> **What the exercise asks**:
Return the lines below that carry the word "Cochrane".

-- BEGIN --

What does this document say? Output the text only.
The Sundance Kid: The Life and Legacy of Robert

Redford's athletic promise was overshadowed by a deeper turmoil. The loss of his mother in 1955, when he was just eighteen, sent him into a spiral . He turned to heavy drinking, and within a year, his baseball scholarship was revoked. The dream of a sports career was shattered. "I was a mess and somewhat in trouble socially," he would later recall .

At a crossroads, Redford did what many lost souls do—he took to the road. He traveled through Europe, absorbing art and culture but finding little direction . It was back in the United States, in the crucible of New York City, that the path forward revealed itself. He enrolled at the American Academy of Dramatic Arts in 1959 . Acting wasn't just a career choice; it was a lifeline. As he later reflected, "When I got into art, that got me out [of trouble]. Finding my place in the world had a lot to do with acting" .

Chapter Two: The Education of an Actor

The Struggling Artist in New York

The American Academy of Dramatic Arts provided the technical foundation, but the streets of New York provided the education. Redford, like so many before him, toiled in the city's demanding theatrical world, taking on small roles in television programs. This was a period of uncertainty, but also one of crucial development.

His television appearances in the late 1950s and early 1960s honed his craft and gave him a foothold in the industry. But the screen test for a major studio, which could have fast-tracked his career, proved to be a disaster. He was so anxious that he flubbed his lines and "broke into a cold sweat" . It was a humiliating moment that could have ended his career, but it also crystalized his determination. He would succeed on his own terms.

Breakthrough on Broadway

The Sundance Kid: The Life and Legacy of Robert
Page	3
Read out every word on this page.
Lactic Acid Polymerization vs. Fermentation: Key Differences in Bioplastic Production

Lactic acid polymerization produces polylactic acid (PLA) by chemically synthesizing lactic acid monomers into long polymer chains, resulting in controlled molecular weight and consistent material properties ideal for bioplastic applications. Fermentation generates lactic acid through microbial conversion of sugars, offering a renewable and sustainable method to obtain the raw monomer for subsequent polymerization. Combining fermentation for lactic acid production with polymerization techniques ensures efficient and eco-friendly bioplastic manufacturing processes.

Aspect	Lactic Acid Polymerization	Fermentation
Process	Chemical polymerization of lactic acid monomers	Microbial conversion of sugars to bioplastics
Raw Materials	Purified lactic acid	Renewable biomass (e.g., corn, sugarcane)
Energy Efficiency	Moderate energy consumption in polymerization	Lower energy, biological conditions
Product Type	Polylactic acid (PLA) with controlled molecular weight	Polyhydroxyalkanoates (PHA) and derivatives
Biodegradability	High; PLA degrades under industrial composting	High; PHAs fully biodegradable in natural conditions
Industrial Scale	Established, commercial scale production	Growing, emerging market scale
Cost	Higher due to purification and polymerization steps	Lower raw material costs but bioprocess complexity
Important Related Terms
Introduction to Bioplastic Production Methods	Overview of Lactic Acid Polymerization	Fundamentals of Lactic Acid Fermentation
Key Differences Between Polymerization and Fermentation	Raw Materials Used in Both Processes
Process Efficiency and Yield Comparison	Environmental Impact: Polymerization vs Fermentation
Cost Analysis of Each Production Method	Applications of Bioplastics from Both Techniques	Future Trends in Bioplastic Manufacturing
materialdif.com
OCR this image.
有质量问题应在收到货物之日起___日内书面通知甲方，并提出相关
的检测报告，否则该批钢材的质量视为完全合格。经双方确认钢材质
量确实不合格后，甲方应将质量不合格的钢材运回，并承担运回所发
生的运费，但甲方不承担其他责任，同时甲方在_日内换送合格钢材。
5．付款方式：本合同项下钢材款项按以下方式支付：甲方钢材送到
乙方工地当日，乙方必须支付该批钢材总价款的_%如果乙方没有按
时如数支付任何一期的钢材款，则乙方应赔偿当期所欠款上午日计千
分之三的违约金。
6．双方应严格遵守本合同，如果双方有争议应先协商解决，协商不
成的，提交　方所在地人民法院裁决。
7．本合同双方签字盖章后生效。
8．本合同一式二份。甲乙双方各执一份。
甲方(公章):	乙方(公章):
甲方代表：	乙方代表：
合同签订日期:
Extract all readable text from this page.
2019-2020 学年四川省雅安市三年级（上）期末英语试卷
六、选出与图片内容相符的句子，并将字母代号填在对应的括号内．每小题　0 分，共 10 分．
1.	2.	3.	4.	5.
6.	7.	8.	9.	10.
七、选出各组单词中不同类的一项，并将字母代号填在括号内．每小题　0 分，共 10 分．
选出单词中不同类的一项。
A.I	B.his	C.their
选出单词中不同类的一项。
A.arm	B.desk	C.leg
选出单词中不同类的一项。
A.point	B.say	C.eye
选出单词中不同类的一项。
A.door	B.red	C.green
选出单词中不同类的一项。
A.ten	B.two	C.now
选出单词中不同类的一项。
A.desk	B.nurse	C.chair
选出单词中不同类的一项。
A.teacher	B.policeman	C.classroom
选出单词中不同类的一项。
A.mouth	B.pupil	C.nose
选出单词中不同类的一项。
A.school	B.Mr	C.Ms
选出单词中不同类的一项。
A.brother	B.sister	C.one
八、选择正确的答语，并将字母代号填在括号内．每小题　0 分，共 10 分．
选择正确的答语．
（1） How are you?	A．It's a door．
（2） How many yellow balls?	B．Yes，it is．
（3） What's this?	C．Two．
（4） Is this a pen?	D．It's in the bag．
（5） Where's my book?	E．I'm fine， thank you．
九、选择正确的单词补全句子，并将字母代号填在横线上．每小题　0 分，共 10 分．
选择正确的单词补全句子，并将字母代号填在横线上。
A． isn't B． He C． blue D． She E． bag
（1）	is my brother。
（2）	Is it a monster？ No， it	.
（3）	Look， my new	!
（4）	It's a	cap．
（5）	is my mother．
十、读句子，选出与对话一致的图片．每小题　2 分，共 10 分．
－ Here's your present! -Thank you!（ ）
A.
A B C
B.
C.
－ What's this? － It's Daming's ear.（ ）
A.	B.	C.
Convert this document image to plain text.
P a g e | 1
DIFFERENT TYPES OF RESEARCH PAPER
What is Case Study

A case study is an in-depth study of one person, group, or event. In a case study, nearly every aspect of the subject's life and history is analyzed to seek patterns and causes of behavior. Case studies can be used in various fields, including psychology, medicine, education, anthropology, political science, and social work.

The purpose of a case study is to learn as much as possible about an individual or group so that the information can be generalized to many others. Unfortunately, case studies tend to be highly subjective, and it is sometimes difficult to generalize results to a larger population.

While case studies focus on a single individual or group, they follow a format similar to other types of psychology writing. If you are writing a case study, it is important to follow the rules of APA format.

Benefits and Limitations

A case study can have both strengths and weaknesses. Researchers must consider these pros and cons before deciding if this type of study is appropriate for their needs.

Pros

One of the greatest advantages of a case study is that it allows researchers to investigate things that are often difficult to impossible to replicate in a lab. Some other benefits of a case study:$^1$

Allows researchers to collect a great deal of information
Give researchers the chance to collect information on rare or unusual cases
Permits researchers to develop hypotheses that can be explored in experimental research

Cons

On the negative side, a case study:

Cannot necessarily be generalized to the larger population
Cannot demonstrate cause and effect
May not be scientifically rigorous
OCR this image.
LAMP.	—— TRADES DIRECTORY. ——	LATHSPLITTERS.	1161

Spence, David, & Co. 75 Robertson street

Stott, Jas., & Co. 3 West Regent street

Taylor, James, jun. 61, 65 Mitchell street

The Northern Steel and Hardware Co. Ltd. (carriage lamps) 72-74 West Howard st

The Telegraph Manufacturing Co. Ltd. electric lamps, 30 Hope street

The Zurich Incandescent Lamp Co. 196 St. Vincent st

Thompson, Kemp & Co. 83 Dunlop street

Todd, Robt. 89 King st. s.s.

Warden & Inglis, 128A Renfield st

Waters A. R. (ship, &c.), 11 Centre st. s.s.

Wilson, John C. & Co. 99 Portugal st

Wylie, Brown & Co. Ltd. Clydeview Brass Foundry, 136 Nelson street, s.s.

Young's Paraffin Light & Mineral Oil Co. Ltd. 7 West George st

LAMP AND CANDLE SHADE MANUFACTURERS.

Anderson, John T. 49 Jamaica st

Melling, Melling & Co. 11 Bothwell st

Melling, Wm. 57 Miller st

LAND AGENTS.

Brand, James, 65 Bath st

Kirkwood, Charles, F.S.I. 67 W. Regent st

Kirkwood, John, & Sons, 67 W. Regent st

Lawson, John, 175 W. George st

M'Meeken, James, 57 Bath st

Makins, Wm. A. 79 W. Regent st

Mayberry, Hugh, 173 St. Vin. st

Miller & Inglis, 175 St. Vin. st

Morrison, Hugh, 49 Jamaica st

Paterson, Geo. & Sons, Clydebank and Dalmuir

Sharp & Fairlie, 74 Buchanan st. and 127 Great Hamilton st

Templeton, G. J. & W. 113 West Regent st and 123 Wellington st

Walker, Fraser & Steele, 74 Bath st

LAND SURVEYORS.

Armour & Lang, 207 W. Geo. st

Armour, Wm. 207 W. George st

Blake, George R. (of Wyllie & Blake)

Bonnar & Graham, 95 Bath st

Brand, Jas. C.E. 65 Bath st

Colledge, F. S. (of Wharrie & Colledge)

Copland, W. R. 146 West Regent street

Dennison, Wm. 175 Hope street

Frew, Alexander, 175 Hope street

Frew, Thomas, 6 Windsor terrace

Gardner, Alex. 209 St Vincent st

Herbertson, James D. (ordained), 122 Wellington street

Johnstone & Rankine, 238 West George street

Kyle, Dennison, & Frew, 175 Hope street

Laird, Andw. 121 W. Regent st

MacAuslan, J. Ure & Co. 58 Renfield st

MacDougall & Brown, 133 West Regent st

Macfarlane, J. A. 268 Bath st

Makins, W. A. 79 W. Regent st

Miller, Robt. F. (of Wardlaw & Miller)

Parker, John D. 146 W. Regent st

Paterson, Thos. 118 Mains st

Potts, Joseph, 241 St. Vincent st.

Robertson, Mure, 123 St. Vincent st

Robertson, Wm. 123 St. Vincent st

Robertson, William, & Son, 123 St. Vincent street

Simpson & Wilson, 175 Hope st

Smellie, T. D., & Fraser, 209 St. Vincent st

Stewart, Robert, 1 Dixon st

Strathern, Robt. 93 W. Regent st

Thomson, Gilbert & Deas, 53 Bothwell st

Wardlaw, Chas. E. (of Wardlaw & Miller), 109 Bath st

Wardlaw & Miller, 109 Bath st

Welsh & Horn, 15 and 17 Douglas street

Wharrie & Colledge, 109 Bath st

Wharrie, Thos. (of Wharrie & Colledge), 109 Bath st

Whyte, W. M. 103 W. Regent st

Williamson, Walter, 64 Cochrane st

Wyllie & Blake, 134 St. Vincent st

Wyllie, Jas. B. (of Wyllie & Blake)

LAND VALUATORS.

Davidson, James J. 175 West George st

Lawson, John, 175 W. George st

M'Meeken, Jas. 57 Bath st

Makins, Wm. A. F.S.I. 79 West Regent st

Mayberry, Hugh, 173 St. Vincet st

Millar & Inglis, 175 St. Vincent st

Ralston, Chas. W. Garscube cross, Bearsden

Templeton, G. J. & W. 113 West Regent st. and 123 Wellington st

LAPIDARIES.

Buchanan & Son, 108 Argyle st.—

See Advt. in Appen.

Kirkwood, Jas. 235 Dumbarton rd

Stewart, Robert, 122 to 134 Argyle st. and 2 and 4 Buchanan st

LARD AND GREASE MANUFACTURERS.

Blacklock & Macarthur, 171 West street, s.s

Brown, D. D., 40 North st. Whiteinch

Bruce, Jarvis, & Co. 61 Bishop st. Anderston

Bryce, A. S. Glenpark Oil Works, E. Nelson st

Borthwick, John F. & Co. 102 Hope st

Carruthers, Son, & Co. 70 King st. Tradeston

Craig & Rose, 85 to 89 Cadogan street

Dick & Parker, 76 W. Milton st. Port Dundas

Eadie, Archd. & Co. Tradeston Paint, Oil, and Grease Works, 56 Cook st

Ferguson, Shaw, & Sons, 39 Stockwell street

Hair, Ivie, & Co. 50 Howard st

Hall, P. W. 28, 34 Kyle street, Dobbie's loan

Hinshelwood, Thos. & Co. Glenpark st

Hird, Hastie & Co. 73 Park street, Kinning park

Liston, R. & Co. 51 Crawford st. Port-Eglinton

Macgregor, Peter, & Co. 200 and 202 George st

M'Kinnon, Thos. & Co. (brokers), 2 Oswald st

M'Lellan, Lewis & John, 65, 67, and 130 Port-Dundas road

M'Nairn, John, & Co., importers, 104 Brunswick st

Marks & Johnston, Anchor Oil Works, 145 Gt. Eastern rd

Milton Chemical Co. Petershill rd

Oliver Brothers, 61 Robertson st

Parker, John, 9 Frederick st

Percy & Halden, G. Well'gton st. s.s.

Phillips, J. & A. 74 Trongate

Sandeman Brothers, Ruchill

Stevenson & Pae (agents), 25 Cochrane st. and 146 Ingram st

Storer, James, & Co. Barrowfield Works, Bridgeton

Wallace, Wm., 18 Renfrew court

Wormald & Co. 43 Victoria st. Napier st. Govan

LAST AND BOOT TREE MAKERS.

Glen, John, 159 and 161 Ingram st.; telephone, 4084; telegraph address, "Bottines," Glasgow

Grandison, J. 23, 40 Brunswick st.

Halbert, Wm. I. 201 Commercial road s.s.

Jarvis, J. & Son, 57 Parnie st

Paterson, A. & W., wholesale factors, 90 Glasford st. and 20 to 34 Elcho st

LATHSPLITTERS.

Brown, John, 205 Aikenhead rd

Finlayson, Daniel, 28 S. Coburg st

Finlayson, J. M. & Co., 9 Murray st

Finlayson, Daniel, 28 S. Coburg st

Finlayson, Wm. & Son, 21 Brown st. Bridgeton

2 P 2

-- END --

> **Result for this exercise**:
Williamson, Walter, 64 Cochrane st
Stevenson & Pae (agents), 25 Cochrane st. and 146 Ingram st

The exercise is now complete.